» **THE TASK**
Reproduce the listing verbatim.

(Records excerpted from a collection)
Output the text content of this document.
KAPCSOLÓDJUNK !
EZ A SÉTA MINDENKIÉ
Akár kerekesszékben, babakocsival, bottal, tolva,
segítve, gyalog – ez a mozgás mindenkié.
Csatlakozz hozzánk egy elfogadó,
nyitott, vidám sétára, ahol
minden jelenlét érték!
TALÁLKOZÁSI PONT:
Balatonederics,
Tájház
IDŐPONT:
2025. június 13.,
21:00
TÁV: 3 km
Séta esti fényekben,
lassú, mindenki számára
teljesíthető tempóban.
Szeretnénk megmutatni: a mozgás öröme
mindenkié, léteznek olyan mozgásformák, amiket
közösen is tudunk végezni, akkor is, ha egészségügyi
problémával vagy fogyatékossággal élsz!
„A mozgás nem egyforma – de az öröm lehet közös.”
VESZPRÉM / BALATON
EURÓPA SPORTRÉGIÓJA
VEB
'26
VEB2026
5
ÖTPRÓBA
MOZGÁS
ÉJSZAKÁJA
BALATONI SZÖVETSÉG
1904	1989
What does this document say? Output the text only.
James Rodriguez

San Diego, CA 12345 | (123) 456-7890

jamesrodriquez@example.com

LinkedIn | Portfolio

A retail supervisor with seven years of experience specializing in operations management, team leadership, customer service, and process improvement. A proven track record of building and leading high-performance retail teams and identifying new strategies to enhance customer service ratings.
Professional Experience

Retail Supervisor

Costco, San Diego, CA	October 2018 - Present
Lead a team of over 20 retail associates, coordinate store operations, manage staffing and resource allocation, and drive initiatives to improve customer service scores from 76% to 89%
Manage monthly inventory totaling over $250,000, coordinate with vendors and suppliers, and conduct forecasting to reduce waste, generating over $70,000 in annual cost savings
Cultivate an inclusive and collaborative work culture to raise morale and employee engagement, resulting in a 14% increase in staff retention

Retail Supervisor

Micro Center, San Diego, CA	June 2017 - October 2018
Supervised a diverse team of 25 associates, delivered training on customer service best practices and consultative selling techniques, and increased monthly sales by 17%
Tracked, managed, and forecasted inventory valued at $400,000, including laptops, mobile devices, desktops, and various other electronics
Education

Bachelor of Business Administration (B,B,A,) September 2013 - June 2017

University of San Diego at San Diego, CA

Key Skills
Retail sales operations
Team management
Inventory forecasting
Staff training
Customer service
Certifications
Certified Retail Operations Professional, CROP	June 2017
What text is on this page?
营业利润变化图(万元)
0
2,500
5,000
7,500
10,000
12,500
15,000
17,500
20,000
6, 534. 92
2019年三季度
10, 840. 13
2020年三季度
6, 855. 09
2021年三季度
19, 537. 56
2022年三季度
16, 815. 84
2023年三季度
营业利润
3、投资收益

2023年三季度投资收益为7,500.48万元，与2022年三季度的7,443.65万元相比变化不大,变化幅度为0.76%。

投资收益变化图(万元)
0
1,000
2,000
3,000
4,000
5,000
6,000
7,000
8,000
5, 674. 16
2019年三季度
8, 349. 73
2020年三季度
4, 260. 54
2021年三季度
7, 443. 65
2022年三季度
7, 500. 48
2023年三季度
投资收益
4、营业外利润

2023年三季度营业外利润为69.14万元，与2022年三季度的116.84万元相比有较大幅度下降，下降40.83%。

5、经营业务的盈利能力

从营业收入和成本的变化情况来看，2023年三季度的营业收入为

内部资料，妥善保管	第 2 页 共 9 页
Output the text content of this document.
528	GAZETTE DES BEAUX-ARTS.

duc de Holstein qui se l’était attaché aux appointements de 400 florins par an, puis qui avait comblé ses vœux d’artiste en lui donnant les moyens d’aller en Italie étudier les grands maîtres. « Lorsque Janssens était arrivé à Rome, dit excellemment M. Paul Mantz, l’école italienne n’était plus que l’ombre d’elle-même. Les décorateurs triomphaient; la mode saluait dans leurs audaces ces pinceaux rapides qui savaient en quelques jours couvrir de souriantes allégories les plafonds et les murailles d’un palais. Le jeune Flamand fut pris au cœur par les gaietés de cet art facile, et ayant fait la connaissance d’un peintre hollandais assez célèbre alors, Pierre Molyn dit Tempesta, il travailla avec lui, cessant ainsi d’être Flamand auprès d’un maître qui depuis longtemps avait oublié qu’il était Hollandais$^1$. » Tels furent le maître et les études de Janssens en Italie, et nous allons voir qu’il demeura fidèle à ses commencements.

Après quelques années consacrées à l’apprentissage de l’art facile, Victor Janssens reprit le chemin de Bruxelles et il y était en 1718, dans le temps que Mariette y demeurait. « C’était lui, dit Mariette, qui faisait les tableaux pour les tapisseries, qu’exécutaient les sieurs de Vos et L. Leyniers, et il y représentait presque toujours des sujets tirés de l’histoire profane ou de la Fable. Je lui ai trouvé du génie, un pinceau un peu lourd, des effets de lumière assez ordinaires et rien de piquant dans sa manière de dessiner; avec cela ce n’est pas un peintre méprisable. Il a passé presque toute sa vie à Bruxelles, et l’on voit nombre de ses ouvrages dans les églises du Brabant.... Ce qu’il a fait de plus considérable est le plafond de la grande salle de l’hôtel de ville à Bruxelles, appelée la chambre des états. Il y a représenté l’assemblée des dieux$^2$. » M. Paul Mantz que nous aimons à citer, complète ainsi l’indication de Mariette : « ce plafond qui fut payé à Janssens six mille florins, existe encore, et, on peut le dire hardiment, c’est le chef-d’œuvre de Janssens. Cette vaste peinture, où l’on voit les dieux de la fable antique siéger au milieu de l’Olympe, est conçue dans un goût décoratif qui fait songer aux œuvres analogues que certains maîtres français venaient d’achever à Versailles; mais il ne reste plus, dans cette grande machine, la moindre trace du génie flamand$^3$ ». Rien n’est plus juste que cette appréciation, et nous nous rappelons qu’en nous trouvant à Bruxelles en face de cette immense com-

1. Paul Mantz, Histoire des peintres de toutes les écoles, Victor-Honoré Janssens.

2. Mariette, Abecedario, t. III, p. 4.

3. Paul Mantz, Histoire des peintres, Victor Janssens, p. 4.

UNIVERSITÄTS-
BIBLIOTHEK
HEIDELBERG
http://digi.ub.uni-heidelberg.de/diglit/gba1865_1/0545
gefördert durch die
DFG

» **ANSWER BELOW**
Output the text content of this document.
KAPCSOLÓDJUNK !
EZ A SÉTA MINDENKIÉ
Akár kerekesszékben, babakocsival, bottal, tolva,
segítve, gyalog – ez a mozgás mindenkié.
Csatlakozz hozzánk egy elfogadó,
nyitott, vidám sétára, ahol
minden jelenlét érték!
TALÁLKOZÁSI PONT:
Balatonederics,
Tájház
IDŐPONT:
2025. június 13.,
21:00
TÁV: 3 km
Séta esti fényekben,
lassú, mindenki számára
teljesíthető tempóban.
Szeretnénk megmutatni: a mozgás öröme
mindenkié, léteznek olyan mozgásformák, amiket
közösen is tudunk végezni, akkor is, ha egészségügyi
problémával vagy fogyatékossággal élsz!
„A mozgás nem egyforma – de az öröm lehet közös.”
VESZPRÉM / BALATON
EURÓPA SPORTRÉGIÓJA
VEB
'26
VEB2026
5
ÖTPRÓBA
MOZGÁS
ÉJSZAKÁJA
BALATONI SZÖVETSÉG
1904	1989
What does this document say? Output the text only.
James Rodriguez

San Diego, CA 12345 | (123) 456-7890

jamesrodriquez@example.com

LinkedIn | Portfolio

A retail supervisor with seven years of experience specializing in operations management, team leadership, customer service, and process improvement. A proven track record of building and leading high-performance retail teams and identifying new strategies to enhance customer service ratings.
Professional Experience

Retail Supervisor

Costco, San Diego, CA	October 2018 - Present
Lead a team of over 20 retail associates, coordinate store operations, manage staffing and resource allocation, and drive initiatives to improve customer service scores from 76% to 89%
Manage monthly inventory totaling over $250,000, coordinate with vendors and suppliers, and conduct forecasting to reduce waste, generating over $70,000 in annual cost savings
Cultivate an inclusive and collaborative work culture to raise morale and employee engagement, resulting in a 14% increase in staff retention

Retail Supervisor

Micro Center, San Diego, CA	June 2017 - October 2018
Supervised a diverse team of 25 associates, delivered training on customer service best practices and consultative selling techniques, and increased monthly sales by 17%
Tracked, managed, and forecasted inventory valued at $400,000, including laptops, mobile devices, desktops, and various other electronics
Education

Bachelor of Business Administration (B,B,A,) September 2013 - June 2017

University of San Diego at San Diego, CA

Key Skills
Retail sales operations
Team management
Inventory forecasting
Staff training
Customer service
Certifications
Certified Retail Operations Professional, CROP	June 2017
What text is on this page?
营业利润变化图(万元)
0
2,500
5,000
7,500
10,000
12,500
15,000
17,500
20,000
6, 534. 92
2019年三季度
10, 840. 13
2020年三季度
6, 855. 09
2021年三季度
19, 537. 56
2022年三季度
16, 815. 84
2023年三季度
营业利润
3、投资收益

2023年三季度投资收益为7,500.48万元，与2022年三季度的7,443.65万元相比变化不大,变化幅度为0.76%。

投资收益变化图(万元)
0
1,000
2,000
3,000
4,000
5,000
6,000
7,000
8,000
5, 674. 16
2019年三季度
8, 349. 73
2020年三季度
4, 260. 54
2021年三季度
7, 443. 65
2022年三季度
7, 500. 48
2023年三季度
投资收益
4、营业外利润

2023年三季度营业外利润为69.14万元，与2022年三季度的116.84万元相比有较大幅度下降，下降40.83%。

5、经营业务的盈利能力

从营业收入和成本的变化情况来看，2023年三季度的营业收入为

内部资料，妥善保管	第 2 页 共 9 页
Output the text content of this document.
528	GAZETTE DES BEAUX-ARTS.

duc de Holstein qui se l’était attaché aux appointements de 400 florins par an, puis qui avait comblé ses vœux d’artiste en lui donnant les moyens d’aller en Italie étudier les grands maîtres. « Lorsque Janssens était arrivé à Rome, dit excellemment M. Paul Mantz, l’école italienne n’était plus que l’ombre d’elle-même. Les décorateurs triomphaient; la mode saluait dans leurs audaces ces pinceaux rapides qui savaient en quelques jours couvrir de souriantes allégories les plafonds et les murailles d’un palais. Le jeune Flamand fut pris au cœur par les gaietés de cet art facile, et ayant fait la connaissance d’un peintre hollandais assez célèbre alors, Pierre Molyn dit Tempesta, il travailla avec lui, cessant ainsi d’être Flamand auprès d’un maître qui depuis longtemps avait oublié qu’il était Hollandais$^1$. » Tels furent le maître et les études de Janssens en Italie, et nous allons voir qu’il demeura fidèle à ses commencements.

Après quelques années consacrées à l’apprentissage de l’art facile, Victor Janssens reprit le chemin de Bruxelles et il y était en 1718, dans le temps que Mariette y demeurait. « C’était lui, dit Mariette, qui faisait les tableaux pour les tapisseries, qu’exécutaient les sieurs de Vos et L. Leyniers, et il y représentait presque toujours des sujets tirés de l’histoire profane ou de la Fable. Je lui ai trouvé du génie, un pinceau un peu lourd, des effets de lumière assez ordinaires et rien de piquant dans sa manière de dessiner; avec cela ce n’est pas un peintre méprisable. Il a passé presque toute sa vie à Bruxelles, et l’on voit nombre de ses ouvrages dans les églises du Brabant.... Ce qu’il a fait de plus considérable est le plafond de la grande salle de l’hôtel de ville à Bruxelles, appelée la chambre des états. Il y a représenté l’assemblée des dieux$^2$. » M. Paul Mantz que nous aimons à citer, complète ainsi l’indication de Mariette : « ce plafond qui fut payé à Janssens six mille florins, existe encore, et, on peut le dire hardiment, c’est le chef-d’œuvre de Janssens. Cette vaste peinture, où l’on voit les dieux de la fable antique siéger au milieu de l’Olympe, est conçue dans un goût décoratif qui fait songer aux œuvres analogues que certains maîtres français venaient d’achever à Versailles; mais il ne reste plus, dans cette grande machine, la moindre trace du génie flamand$^3$ ». Rien n’est plus juste que cette appréciation, et nous nous rappelons qu’en nous trouvant à Bruxelles en face de cette immense com-

1. Paul Mantz, Histoire des peintres de toutes les écoles, Victor-Honoré Janssens.

2. Mariette, Abecedario, t. III, p. 4.

3. Paul Mantz, Histoire des peintres, Victor Janssens, p. 4.

UNIVERSITÄTS-
BIBLIOTHEK
HEIDELBERG
http://digi.ub.uni-heidelberg.de/diglit/gba1865_1/0545
gefördert durch die
DFG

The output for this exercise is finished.